Start
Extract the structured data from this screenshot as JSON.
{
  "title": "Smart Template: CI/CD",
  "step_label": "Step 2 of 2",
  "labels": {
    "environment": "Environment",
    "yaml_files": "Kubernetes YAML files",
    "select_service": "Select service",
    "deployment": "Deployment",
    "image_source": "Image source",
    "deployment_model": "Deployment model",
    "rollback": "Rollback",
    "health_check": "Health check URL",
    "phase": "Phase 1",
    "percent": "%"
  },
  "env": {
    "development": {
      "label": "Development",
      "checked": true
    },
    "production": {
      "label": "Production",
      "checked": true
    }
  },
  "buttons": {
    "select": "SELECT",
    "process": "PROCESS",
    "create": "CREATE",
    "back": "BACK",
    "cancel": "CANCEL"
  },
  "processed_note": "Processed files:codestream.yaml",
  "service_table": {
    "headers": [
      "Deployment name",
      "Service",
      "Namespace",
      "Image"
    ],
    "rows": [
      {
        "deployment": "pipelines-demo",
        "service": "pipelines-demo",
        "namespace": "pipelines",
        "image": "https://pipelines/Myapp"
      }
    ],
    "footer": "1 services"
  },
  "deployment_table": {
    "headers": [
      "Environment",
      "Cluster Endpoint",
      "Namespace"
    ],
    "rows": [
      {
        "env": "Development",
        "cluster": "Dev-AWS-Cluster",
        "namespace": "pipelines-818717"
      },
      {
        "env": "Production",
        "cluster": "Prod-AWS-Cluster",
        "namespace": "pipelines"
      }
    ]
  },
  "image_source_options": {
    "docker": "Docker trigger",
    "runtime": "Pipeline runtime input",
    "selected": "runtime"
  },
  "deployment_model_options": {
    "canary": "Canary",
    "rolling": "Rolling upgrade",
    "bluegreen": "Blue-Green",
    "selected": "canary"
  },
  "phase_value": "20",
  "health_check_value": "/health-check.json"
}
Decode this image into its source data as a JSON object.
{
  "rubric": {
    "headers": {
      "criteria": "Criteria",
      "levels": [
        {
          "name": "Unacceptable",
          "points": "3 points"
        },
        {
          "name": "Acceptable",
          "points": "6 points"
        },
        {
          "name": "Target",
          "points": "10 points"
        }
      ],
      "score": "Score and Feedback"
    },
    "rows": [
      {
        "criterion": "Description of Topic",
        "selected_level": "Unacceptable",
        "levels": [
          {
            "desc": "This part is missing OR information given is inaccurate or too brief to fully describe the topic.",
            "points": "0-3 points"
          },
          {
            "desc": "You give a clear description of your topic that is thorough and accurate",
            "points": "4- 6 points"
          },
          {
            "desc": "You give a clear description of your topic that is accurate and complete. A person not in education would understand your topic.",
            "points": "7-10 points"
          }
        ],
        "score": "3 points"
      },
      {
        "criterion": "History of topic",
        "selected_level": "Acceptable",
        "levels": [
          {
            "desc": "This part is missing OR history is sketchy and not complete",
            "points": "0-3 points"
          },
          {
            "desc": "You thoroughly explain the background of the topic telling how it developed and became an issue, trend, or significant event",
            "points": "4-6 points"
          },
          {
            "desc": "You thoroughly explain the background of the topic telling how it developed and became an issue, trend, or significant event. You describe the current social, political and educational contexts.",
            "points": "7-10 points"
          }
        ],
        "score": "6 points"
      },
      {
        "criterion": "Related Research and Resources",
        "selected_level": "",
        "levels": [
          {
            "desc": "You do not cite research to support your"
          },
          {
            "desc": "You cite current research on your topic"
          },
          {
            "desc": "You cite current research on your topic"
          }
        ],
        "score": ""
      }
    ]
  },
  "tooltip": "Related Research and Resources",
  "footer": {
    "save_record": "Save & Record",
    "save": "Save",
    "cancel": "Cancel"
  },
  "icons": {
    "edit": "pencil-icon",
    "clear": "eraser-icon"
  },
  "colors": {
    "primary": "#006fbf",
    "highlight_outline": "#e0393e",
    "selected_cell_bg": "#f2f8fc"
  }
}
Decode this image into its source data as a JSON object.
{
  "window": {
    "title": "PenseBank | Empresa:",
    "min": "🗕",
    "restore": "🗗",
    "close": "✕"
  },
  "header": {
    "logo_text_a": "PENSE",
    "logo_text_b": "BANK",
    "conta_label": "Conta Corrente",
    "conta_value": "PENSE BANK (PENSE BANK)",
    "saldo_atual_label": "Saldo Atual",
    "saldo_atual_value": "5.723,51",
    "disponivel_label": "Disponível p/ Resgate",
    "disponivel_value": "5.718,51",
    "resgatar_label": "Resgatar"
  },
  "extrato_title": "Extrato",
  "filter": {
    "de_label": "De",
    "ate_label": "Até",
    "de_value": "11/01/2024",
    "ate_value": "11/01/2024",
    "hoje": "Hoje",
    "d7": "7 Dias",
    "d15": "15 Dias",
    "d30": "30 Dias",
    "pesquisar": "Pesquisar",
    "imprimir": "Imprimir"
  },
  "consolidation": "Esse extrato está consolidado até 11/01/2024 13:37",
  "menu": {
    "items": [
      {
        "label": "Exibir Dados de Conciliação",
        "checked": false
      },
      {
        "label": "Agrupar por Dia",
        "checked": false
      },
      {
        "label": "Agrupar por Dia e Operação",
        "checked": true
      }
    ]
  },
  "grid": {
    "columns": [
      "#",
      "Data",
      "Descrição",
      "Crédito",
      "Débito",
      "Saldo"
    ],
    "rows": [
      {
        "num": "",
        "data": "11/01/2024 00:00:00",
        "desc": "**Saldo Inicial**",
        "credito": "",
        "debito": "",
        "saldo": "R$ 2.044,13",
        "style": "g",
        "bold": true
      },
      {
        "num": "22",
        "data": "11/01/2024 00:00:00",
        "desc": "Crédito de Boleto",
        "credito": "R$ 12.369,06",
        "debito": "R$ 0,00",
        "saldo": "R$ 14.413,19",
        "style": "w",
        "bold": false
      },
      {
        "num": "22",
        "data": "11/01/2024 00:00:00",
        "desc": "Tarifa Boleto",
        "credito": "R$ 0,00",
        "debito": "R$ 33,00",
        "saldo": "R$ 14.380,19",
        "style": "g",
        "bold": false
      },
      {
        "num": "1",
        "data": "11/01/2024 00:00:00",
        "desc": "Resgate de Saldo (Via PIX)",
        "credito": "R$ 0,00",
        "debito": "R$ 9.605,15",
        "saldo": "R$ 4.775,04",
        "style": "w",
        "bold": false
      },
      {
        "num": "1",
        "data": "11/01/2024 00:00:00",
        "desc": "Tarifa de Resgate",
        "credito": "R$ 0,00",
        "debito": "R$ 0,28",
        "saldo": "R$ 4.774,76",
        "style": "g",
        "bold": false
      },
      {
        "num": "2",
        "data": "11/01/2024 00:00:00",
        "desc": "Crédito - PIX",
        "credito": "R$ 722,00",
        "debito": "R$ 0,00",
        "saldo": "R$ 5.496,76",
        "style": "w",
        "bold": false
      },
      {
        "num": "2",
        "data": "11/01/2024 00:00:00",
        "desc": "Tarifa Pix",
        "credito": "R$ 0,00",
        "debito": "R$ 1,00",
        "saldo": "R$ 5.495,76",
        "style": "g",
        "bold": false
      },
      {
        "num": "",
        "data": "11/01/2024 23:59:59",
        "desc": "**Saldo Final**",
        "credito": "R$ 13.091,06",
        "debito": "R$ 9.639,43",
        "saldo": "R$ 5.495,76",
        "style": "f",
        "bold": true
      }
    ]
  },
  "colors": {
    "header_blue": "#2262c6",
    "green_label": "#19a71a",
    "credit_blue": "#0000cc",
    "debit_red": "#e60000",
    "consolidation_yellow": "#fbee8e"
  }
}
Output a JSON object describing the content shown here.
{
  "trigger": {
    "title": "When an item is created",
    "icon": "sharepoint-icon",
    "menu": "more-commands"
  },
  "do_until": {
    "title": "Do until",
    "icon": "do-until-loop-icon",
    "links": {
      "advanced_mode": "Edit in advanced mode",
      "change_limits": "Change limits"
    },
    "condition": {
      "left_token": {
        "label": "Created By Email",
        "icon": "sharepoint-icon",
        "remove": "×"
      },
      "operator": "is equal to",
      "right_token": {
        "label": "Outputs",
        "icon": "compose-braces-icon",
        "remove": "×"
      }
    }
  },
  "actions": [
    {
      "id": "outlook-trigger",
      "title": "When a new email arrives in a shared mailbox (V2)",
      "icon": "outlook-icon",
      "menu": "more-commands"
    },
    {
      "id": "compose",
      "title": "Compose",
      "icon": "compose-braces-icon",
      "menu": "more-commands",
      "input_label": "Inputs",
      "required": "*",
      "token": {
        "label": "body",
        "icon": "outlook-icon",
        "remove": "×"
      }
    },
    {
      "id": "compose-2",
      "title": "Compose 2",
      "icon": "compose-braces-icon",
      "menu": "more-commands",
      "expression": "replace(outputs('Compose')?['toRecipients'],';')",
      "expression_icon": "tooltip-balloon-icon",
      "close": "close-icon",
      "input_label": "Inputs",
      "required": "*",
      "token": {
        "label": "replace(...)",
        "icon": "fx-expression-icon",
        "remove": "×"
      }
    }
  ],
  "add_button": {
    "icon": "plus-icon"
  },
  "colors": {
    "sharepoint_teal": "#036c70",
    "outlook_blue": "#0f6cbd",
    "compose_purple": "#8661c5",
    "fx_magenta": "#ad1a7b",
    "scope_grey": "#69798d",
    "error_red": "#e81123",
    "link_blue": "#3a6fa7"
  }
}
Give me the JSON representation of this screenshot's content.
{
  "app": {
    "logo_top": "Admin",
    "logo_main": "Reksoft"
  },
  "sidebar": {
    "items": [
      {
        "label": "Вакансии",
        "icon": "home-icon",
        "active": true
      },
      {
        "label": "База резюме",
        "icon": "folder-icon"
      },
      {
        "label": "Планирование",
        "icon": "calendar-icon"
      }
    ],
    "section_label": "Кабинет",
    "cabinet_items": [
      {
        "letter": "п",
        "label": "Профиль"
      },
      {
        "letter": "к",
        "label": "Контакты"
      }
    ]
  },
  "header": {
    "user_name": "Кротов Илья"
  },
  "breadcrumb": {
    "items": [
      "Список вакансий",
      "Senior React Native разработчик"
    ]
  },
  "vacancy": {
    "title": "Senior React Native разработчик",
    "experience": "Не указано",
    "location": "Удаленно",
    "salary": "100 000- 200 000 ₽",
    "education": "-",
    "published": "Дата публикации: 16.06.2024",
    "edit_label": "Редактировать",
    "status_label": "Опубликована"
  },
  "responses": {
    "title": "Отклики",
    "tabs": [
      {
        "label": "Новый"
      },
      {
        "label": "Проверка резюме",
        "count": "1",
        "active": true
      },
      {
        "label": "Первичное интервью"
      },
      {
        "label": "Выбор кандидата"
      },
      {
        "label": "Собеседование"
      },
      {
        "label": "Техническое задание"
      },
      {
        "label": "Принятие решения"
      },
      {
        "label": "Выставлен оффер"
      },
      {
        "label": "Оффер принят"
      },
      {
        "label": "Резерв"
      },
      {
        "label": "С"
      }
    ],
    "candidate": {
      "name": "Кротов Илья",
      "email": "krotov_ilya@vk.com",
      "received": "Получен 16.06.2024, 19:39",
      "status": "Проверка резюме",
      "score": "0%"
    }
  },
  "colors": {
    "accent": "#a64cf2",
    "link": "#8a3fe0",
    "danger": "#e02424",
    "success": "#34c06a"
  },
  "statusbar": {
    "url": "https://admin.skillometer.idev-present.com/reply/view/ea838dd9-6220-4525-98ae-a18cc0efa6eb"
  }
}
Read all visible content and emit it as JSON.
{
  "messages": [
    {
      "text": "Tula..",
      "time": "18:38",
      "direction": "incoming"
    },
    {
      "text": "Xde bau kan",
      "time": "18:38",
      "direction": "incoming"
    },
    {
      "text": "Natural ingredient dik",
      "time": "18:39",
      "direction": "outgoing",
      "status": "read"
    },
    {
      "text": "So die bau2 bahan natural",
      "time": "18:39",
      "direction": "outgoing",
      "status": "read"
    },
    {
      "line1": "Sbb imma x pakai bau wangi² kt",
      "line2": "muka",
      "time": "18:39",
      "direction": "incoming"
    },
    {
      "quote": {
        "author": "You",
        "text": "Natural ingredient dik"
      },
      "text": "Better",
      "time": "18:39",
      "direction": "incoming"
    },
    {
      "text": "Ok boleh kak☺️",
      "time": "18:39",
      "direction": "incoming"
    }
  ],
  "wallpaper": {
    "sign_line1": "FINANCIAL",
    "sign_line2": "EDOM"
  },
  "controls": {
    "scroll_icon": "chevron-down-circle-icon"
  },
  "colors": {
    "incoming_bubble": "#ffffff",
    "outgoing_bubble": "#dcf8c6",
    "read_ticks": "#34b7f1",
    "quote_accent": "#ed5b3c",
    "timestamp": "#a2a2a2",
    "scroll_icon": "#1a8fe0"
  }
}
End
Look through the data and show every line containing "more".

• **THE OUTPUT**:
    "menu": "more-commands"
      "menu": "more-commands"
      "menu": "more-commands",
      "menu": "more-commands",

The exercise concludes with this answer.